#### OBJECTIVE:
Without the pictures, set down the records below word for word.

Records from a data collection

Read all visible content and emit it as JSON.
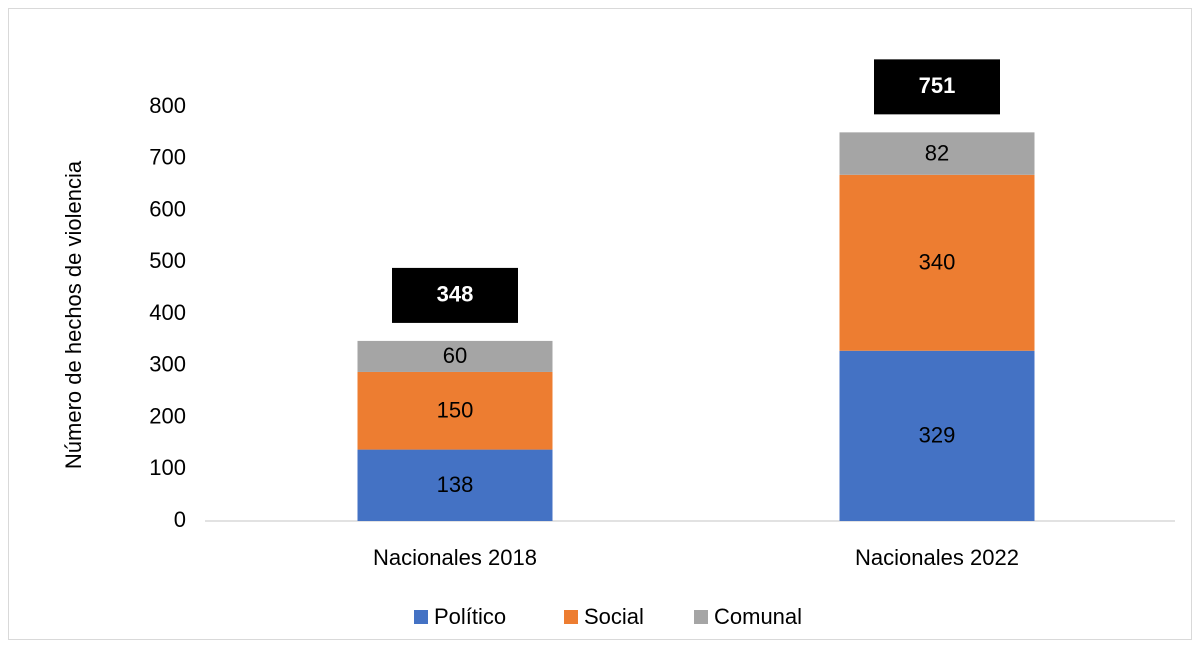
{
  "chart_data": {
    "type": "stacked_bar",
    "y_axis_label": "Número de hechos de violencia",
    "categories": [
      "Nacionales 2018",
      "Nacionales 2022"
    ],
    "series": [
      {
        "name": "Político",
        "color": "#4472c4",
        "values": [
          138,
          329
        ]
      },
      {
        "name": "Social",
        "color": "#ed7d31",
        "values": [
          150,
          340
        ]
      },
      {
        "name": "Comunal",
        "color": "#a5a5a5",
        "values": [
          60,
          82
        ]
      }
    ],
    "totals": [
      348,
      751
    ],
    "ylim": [
      0,
      800
    ],
    "yticks": [
      0,
      100,
      200,
      300,
      400,
      500,
      600,
      700,
      800
    ],
    "grid": false,
    "legend": "bottom"
  }
}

#### REPLY TO THE EXERCISE:
Read all visible content and emit it as JSON.
{
  "chart_data": {
    "type": "stacked_bar",
    "y_axis_label": "Número de hechos de violencia",
    "categories": [
      "Nacionales 2018",
      "Nacionales 2022"
    ],
    "series": [
      {
        "name": "Político",
        "color": "#4472c4",
        "values": [
          138,
          329
        ]
      },
      {
        "name": "Social",
        "color": "#ed7d31",
        "values": [
          150,
          340
        ]
      },
      {
        "name": "Comunal",
        "color": "#a5a5a5",
        "values": [
          60,
          82
        ]
      }
    ],
    "totals": [
      348,
      751
    ],
    "ylim": [
      0,
      800
    ],
    "yticks": [
      0,
      100,
      200,
      300,
      400,
      500,
      600,
      700,
      800
    ],
    "grid": false,
    "legend": "bottom"
  }
}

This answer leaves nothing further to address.